The records below need retyping in full; give them again exactly.
-- Start of Listed records --
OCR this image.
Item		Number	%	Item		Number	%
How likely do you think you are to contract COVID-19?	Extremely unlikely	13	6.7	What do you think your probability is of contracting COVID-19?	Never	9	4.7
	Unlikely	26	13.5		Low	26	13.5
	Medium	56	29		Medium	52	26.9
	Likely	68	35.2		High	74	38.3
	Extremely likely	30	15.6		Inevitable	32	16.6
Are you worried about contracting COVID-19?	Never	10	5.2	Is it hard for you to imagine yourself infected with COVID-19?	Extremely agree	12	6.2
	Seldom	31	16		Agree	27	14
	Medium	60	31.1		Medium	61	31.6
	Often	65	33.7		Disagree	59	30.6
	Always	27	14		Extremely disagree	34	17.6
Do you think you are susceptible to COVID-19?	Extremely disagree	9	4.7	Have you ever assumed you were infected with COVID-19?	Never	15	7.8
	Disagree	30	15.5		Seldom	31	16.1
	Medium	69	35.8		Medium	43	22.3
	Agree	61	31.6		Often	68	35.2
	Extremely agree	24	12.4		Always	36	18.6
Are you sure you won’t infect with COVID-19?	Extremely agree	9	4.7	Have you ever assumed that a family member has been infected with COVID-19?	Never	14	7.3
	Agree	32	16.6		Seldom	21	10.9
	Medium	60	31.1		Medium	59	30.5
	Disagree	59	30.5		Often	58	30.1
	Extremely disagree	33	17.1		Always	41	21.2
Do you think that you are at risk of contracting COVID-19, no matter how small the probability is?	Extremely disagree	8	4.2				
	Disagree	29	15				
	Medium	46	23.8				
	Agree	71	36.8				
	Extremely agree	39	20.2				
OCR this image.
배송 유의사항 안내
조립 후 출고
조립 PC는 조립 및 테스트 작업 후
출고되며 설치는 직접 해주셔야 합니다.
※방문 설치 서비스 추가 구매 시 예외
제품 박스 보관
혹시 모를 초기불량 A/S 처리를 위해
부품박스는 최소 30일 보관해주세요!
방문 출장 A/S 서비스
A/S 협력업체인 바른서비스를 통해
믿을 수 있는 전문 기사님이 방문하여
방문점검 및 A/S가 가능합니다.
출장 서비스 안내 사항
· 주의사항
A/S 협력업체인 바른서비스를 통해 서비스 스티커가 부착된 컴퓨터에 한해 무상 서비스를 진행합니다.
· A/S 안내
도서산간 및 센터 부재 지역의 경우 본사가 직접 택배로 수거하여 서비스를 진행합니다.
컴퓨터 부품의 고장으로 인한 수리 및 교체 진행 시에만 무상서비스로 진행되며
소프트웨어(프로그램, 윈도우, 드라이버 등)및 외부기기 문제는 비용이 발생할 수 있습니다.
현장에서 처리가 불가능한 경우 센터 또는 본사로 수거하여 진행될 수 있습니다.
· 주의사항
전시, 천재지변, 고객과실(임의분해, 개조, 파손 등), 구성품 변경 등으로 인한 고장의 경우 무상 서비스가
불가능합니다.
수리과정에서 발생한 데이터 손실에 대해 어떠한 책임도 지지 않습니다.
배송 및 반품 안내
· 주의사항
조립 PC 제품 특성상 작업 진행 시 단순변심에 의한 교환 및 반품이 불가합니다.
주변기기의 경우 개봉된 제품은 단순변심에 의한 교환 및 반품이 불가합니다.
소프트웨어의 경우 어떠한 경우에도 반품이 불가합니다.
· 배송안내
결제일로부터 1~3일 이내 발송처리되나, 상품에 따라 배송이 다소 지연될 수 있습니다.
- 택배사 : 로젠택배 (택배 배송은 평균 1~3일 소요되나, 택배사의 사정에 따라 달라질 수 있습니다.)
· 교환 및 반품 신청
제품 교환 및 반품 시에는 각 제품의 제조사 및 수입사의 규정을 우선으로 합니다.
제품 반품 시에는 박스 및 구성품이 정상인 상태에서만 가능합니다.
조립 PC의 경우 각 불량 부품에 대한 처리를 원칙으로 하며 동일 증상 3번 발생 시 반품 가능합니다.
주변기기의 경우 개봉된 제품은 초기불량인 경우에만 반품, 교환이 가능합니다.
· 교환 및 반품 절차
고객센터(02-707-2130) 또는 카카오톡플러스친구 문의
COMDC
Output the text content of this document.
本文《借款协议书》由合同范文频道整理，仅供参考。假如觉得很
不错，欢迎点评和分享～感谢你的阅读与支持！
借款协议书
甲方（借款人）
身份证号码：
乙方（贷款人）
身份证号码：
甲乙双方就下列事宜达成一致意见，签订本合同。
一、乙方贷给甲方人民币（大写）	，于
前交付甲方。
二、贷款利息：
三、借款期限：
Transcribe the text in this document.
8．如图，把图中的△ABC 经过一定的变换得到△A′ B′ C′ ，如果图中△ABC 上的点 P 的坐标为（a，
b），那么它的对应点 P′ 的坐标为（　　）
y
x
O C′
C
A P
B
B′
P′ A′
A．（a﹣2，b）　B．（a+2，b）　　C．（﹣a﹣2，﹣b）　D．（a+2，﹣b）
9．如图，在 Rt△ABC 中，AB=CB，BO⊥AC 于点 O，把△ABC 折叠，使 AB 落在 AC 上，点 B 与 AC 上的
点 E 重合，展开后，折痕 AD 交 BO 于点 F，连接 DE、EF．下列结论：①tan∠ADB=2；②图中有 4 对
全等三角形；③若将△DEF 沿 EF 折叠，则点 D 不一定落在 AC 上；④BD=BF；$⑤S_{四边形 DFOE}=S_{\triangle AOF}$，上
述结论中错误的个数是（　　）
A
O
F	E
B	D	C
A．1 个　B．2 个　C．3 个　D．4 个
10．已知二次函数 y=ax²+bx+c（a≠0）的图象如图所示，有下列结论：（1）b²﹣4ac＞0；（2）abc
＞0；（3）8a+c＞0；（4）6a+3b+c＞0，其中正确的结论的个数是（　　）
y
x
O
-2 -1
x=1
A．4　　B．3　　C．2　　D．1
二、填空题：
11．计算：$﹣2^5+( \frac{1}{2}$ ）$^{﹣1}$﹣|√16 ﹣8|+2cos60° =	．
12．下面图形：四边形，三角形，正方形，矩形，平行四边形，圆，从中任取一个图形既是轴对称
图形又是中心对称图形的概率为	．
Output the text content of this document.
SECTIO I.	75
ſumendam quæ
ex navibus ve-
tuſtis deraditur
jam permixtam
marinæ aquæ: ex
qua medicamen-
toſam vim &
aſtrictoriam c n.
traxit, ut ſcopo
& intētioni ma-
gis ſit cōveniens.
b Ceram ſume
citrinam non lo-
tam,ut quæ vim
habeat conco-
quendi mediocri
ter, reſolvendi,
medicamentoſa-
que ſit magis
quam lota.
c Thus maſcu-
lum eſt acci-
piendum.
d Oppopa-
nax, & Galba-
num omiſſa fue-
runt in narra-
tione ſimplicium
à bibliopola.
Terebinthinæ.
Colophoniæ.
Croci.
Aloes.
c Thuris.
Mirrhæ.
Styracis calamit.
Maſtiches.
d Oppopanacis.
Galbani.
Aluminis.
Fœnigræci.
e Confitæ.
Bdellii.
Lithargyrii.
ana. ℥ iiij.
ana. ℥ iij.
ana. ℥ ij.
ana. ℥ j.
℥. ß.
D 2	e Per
-- End of Listed records --
> Output:
OCR this image.
Item		Number	%	Item		Number	%
How likely do you think you are to contract COVID-19?	Extremely unlikely	13	6.7	What do you think your probability is of contracting COVID-19?	Never	9	4.7
	Unlikely	26	13.5		Low	26	13.5
	Medium	56	29		Medium	52	26.9
	Likely	68	35.2		High	74	38.3
	Extremely likely	30	15.6		Inevitable	32	16.6
Are you worried about contracting COVID-19?	Never	10	5.2	Is it hard for you to imagine yourself infected with COVID-19?	Extremely agree	12	6.2
	Seldom	31	16		Agree	27	14
	Medium	60	31.1		Medium	61	31.6
	Often	65	33.7		Disagree	59	30.6
	Always	27	14		Extremely disagree	34	17.6
Do you think you are susceptible to COVID-19?	Extremely disagree	9	4.7	Have you ever assumed you were infected with COVID-19?	Never	15	7.8
	Disagree	30	15.5		Seldom	31	16.1
	Medium	69	35.8		Medium	43	22.3
	Agree	61	31.6		Often	68	35.2
	Extremely agree	24	12.4		Always	36	18.6
Are you sure you won’t infect with COVID-19?	Extremely agree	9	4.7	Have you ever assumed that a family member has been infected with COVID-19?	Never	14	7.3
	Agree	32	16.6		Seldom	21	10.9
	Medium	60	31.1		Medium	59	30.5
	Disagree	59	30.5		Often	58	30.1
	Extremely disagree	33	17.1		Always	41	21.2
Do you think that you are at risk of contracting COVID-19, no matter how small the probability is?	Extremely disagree	8	4.2				
	Disagree	29	15				
	Medium	46	23.8				
	Agree	71	36.8				
	Extremely agree	39	20.2				
OCR this image.
배송 유의사항 안내
조립 후 출고
조립 PC는 조립 및 테스트 작업 후
출고되며 설치는 직접 해주셔야 합니다.
※방문 설치 서비스 추가 구매 시 예외
제품 박스 보관
혹시 모를 초기불량 A/S 처리를 위해
부품박스는 최소 30일 보관해주세요!
방문 출장 A/S 서비스
A/S 협력업체인 바른서비스를 통해
믿을 수 있는 전문 기사님이 방문하여
방문점검 및 A/S가 가능합니다.
출장 서비스 안내 사항
· 주의사항
A/S 협력업체인 바른서비스를 통해 서비스 스티커가 부착된 컴퓨터에 한해 무상 서비스를 진행합니다.
· A/S 안내
도서산간 및 센터 부재 지역의 경우 본사가 직접 택배로 수거하여 서비스를 진행합니다.
컴퓨터 부품의 고장으로 인한 수리 및 교체 진행 시에만 무상서비스로 진행되며
소프트웨어(프로그램, 윈도우, 드라이버 등)및 외부기기 문제는 비용이 발생할 수 있습니다.
현장에서 처리가 불가능한 경우 센터 또는 본사로 수거하여 진행될 수 있습니다.
· 주의사항
전시, 천재지변, 고객과실(임의분해, 개조, 파손 등), 구성품 변경 등으로 인한 고장의 경우 무상 서비스가
불가능합니다.
수리과정에서 발생한 데이터 손실에 대해 어떠한 책임도 지지 않습니다.
배송 및 반품 안내
· 주의사항
조립 PC 제품 특성상 작업 진행 시 단순변심에 의한 교환 및 반품이 불가합니다.
주변기기의 경우 개봉된 제품은 단순변심에 의한 교환 및 반품이 불가합니다.
소프트웨어의 경우 어떠한 경우에도 반품이 불가합니다.
· 배송안내
결제일로부터 1~3일 이내 발송처리되나, 상품에 따라 배송이 다소 지연될 수 있습니다.
- 택배사 : 로젠택배 (택배 배송은 평균 1~3일 소요되나, 택배사의 사정에 따라 달라질 수 있습니다.)
· 교환 및 반품 신청
제품 교환 및 반품 시에는 각 제품의 제조사 및 수입사의 규정을 우선으로 합니다.
제품 반품 시에는 박스 및 구성품이 정상인 상태에서만 가능합니다.
조립 PC의 경우 각 불량 부품에 대한 처리를 원칙으로 하며 동일 증상 3번 발생 시 반품 가능합니다.
주변기기의 경우 개봉된 제품은 초기불량인 경우에만 반품, 교환이 가능합니다.
· 교환 및 반품 절차
고객센터(02-707-2130) 또는 카카오톡플러스친구 문의
COMDC
Output the text content of this document.
本文《借款协议书》由合同范文频道整理，仅供参考。假如觉得很
不错，欢迎点评和分享～感谢你的阅读与支持！
借款协议书
甲方（借款人）
身份证号码：
乙方（贷款人）
身份证号码：
甲乙双方就下列事宜达成一致意见，签订本合同。
一、乙方贷给甲方人民币（大写）	，于
前交付甲方。
二、贷款利息：
三、借款期限：
Transcribe the text in this document.
8．如图，把图中的△ABC 经过一定的变换得到△A′ B′ C′ ，如果图中△ABC 上的点 P 的坐标为（a，
b），那么它的对应点 P′ 的坐标为（　　）
y
x
O C′
C
A P
B
B′
P′ A′
A．（a﹣2，b）　B．（a+2，b）　　C．（﹣a﹣2，﹣b）　D．（a+2，﹣b）
9．如图，在 Rt△ABC 中，AB=CB，BO⊥AC 于点 O，把△ABC 折叠，使 AB 落在 AC 上，点 B 与 AC 上的
点 E 重合，展开后，折痕 AD 交 BO 于点 F，连接 DE、EF．下列结论：①tan∠ADB=2；②图中有 4 对
全等三角形；③若将△DEF 沿 EF 折叠，则点 D 不一定落在 AC 上；④BD=BF；$⑤S_{四边形 DFOE}=S_{\triangle AOF}$，上
述结论中错误的个数是（　　）
A
O
F	E
B	D	C
A．1 个　B．2 个　C．3 个　D．4 个
10．已知二次函数 y=ax²+bx+c（a≠0）的图象如图所示，有下列结论：（1）b²﹣4ac＞0；（2）abc
＞0；（3）8a+c＞0；（4）6a+3b+c＞0，其中正确的结论的个数是（　　）
y
x
O
-2 -1
x=1
A．4　　B．3　　C．2　　D．1
二、填空题：
11．计算：$﹣2^5+( \frac{1}{2}$ ）$^{﹣1}$﹣|√16 ﹣8|+2cos60° =	．
12．下面图形：四边形，三角形，正方形，矩形，平行四边形，圆，从中任取一个图形既是轴对称
图形又是中心对称图形的概率为	．
Output the text content of this document.
SECTIO I.	75
ſumendam quæ
ex navibus ve-
tuſtis deraditur
jam permixtam
marinæ aquæ: ex
qua medicamen-
toſam vim &
aſtrictoriam c n.
traxit, ut ſcopo
& intētioni ma-
gis ſit cōveniens.
b Ceram ſume
citrinam non lo-
tam,ut quæ vim
habeat conco-
quendi mediocri
ter, reſolvendi,
medicamentoſa-
que ſit magis
quam lota.
c Thus maſcu-
lum eſt acci-
piendum.
d Oppopa-
nax, & Galba-
num omiſſa fue-
runt in narra-
tione ſimplicium
à bibliopola.
Terebinthinæ.
Colophoniæ.
Croci.
Aloes.
c Thuris.
Mirrhæ.
Styracis calamit.
Maſtiches.
d Oppopanacis.
Galbani.
Aluminis.
Fœnigræci.
e Confitæ.
Bdellii.
Lithargyrii.
ana. ℥ iiij.
ana. ℥ iij.
ana. ℥ ij.
ana. ℥ j.
℥. ß.
D 2	e Per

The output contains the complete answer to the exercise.